***** Material supplied *****

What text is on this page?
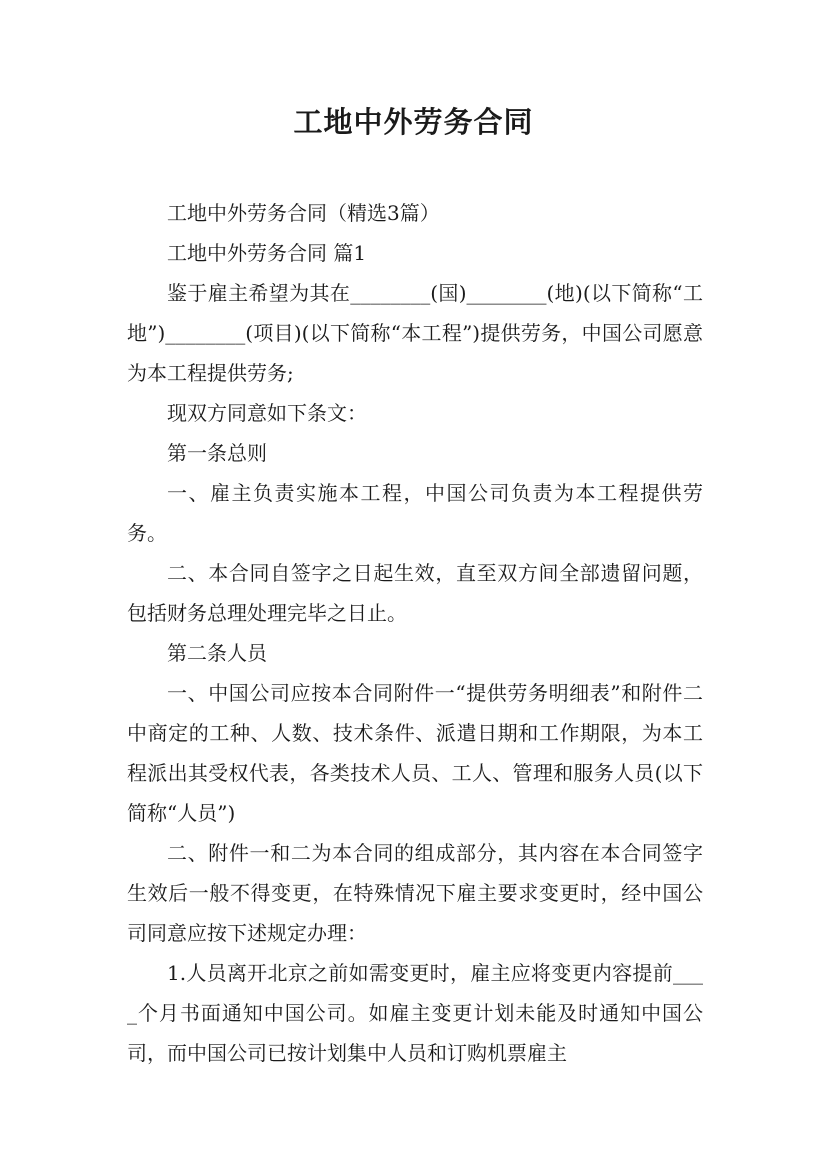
工地中外劳务合同

工地中外劳务合同（精选3篇）

工地中外劳务合同 篇1

鉴于雇主希望为其在________(国)________(地)(以下简称“工地”)________(项目)(以下简称“本工程”)提供劳务，中国公司愿意为本工程提供劳务;

现双方同意如下条文：

第一条总则

一、雇主负责实施本工程，中国公司负责为本工程提供劳务。

二、本合同自签字之日起生效，直至双方间全部遗留问题，包括财务总理处理完毕之日止。

第二条人员

一、中国公司应按本合同附件一“提供劳务明细表”和附件二中商定的工种、人数、技术条件、派遣日期和工作期限，为本工程派出其受权代表，各类技术人员、工人、管理和服务人员(以下简称“人员”)

二、附件一和二为本合同的组成部分，其内容在本合同签字生效后一般不得变更，在特殊情况下雇主要求变更时，经中国公司同意应按下述规定办理：

1.人员离开北京之前如需变更时，雇主应将变更内容提前____个月书面通知中国公司。如雇主变更计划未能及时通知中国公司，而中国公司已按计划集中人员和订购机票雇主
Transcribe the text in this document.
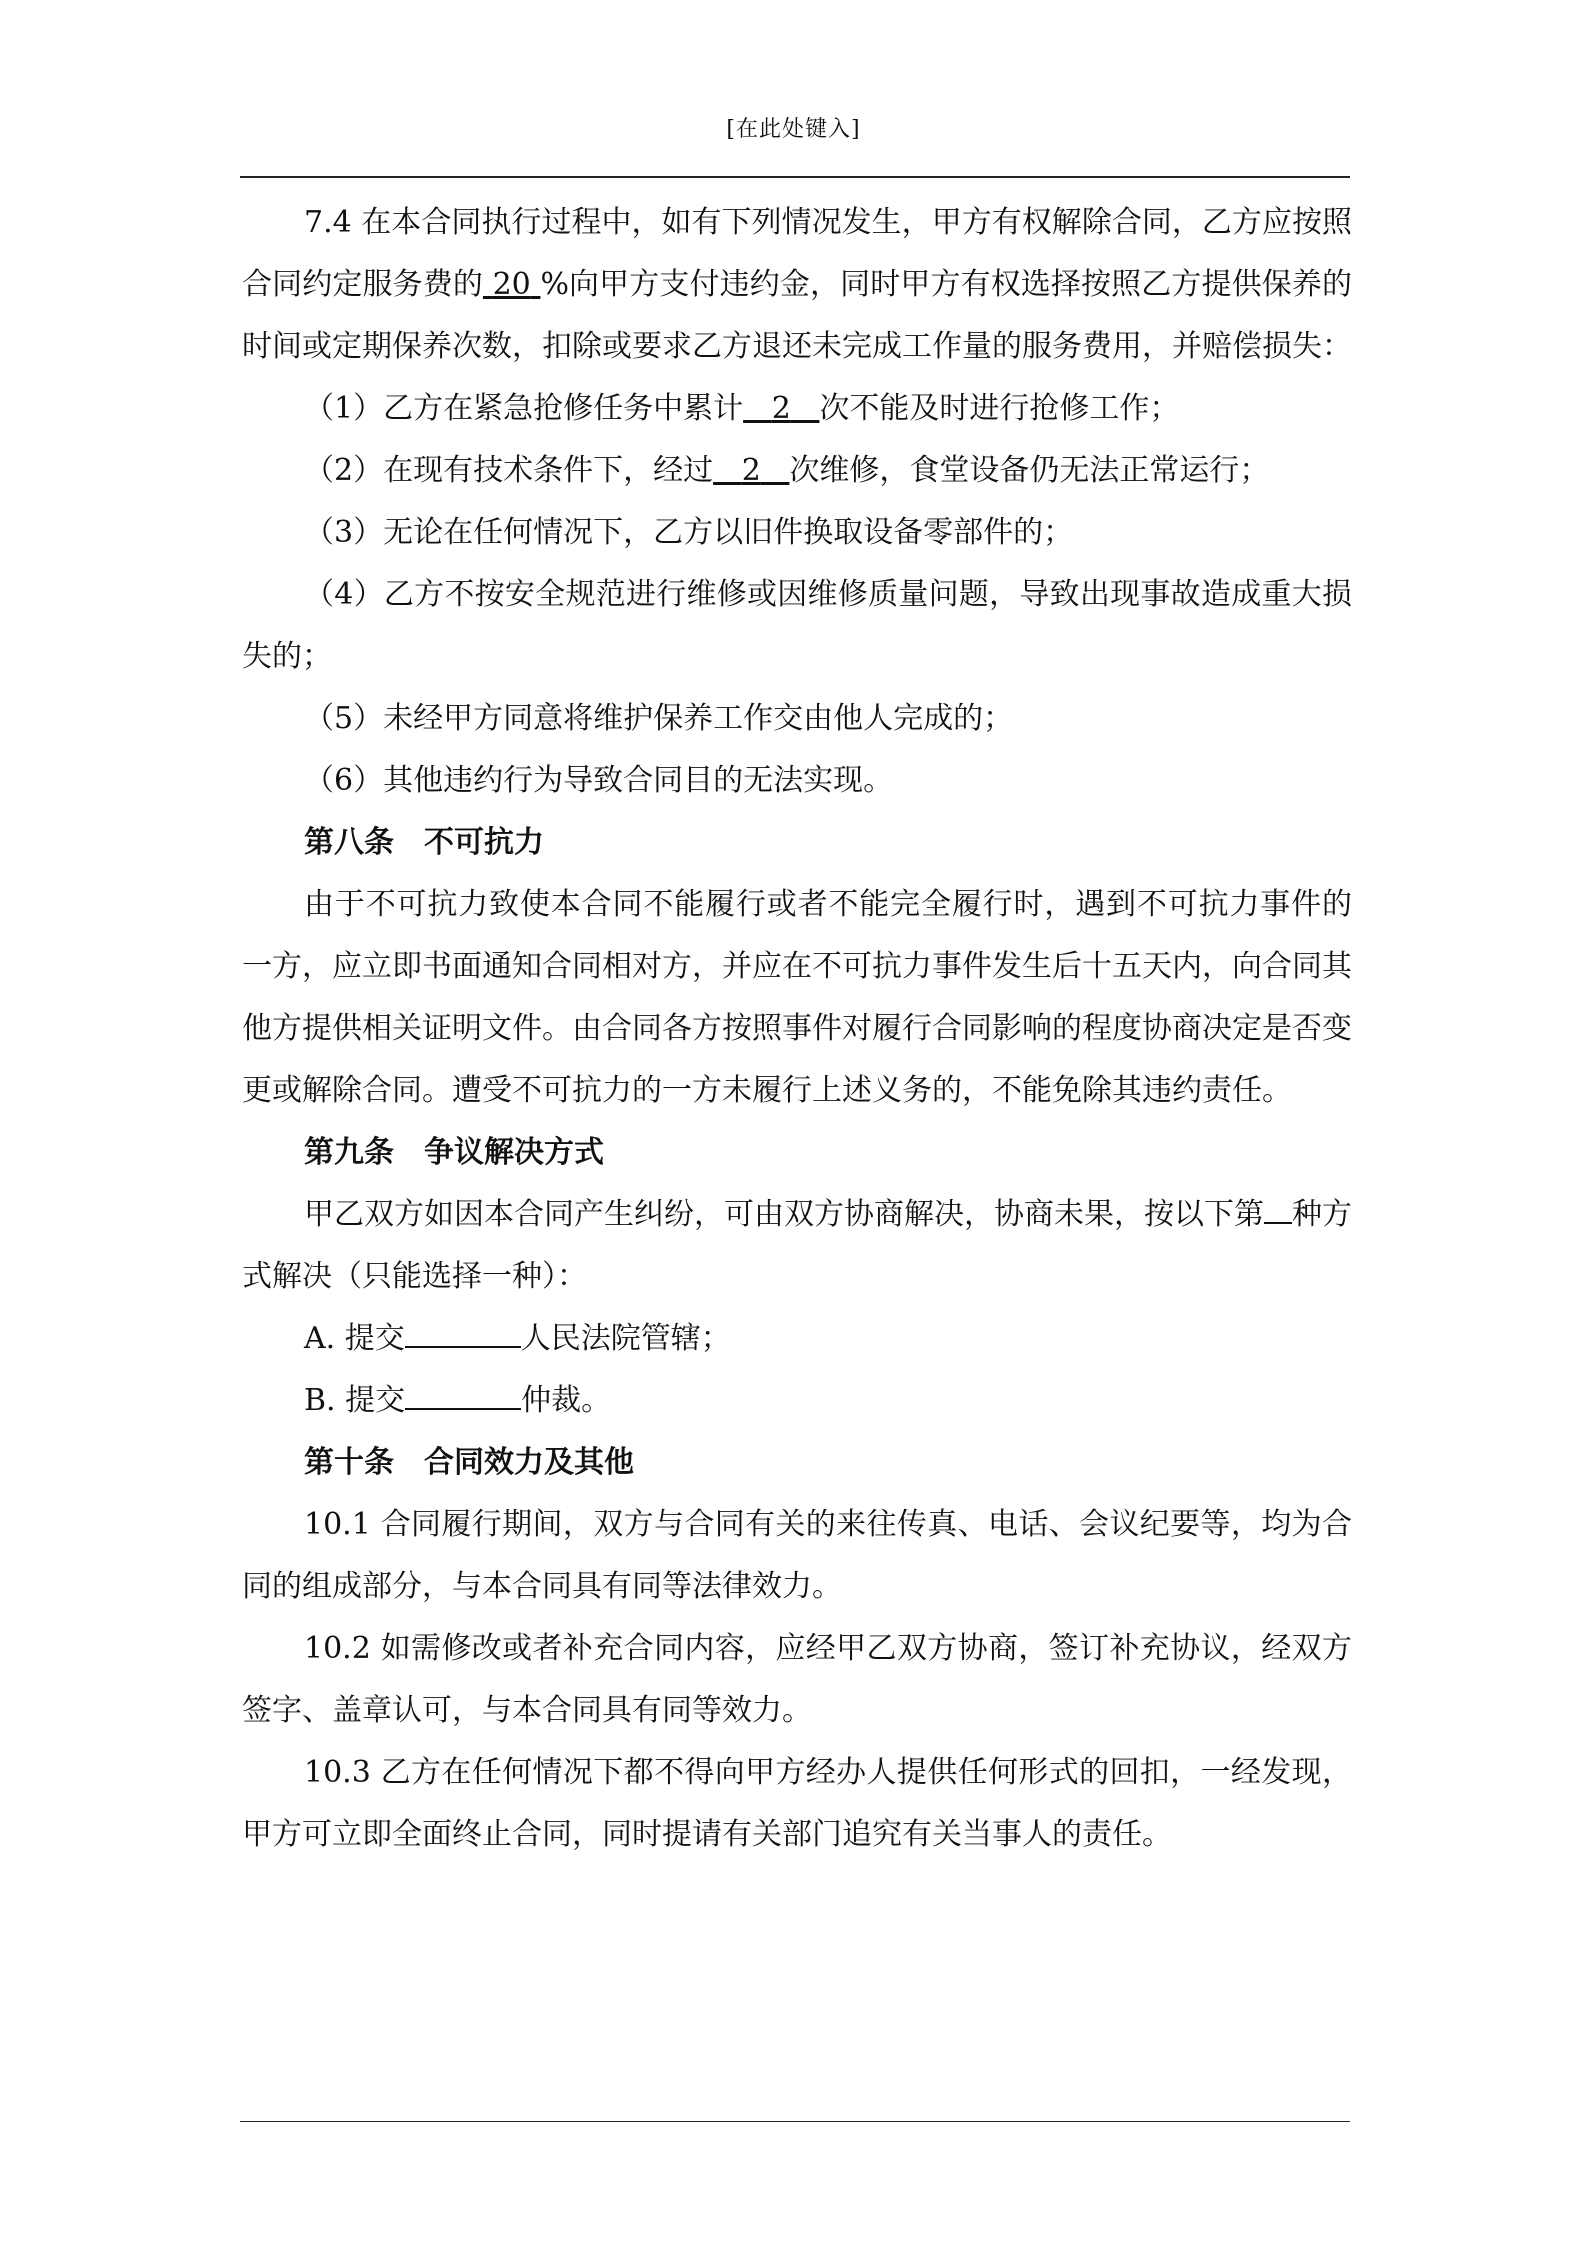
[在此处键入]

7.4 在本合同执行过程中，如有下列情况发生，甲方有权解除合同，乙方应按照合同约定服务费的 20 %向甲方支付违约金，同时甲方有权选择按照乙方提供保养的时间或定期保养次数，扣除或要求乙方退还未完成工作量的服务费用，并赔偿损失：

（1）乙方在紧急抢修任务中累计 2 次不能及时进行抢修工作；

（2）在现有技术条件下，经过 2 次维修，食堂设备仍无法正常运行；

（3）无论在任何情况下，乙方以旧件换取设备零部件的；

（4）乙方不按安全规范进行维修或因维修质量问题，导致出现事故造成重大损失的；

（5）未经甲方同意将维护保养工作交由他人完成的；

（6）其他违约行为导致合同目的无法实现。

第八条　不可抗力

由于不可抗力致使本合同不能履行或者不能完全履行时，遇到不可抗力事件的一方，应立即书面通知合同相对方，并应在不可抗力事件发生后十五天内，向合同其他方提供相关证明文件。由合同各方按照事件对履行合同影响的程度协商决定是否变更或解除合同。遭受不可抗力的一方未履行上述义务的，不能免除其违约责任。

第九条　争议解决方式

甲乙双方如因本合同产生纠纷，可由双方协商解决，协商未果，按以下第 种方式解决（只能选择一种）：

A. 提交	人民法院管辖；

B. 提交	仲裁。

第十条　合同效力及其他

10.1 合同履行期间，双方与合同有关的来往传真、电话、会议纪要等，均为合同的组成部分，与本合同具有同等法律效力。

10.2 如需修改或者补充合同内容，应经甲乙双方协商，签订补充协议，经双方签字、盖章认可，与本合同具有同等效力。

10.3 乙方在任何情况下都不得向甲方经办人提供任何形式的回扣，一经发现，甲方可立即全面终止合同，同时提请有关部门追究有关当事人的责任。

*****

# Short task
Pick out every line above that holds the word "this" and copy it.

# The answer
What text is on this page?
Transcribe the text in this document.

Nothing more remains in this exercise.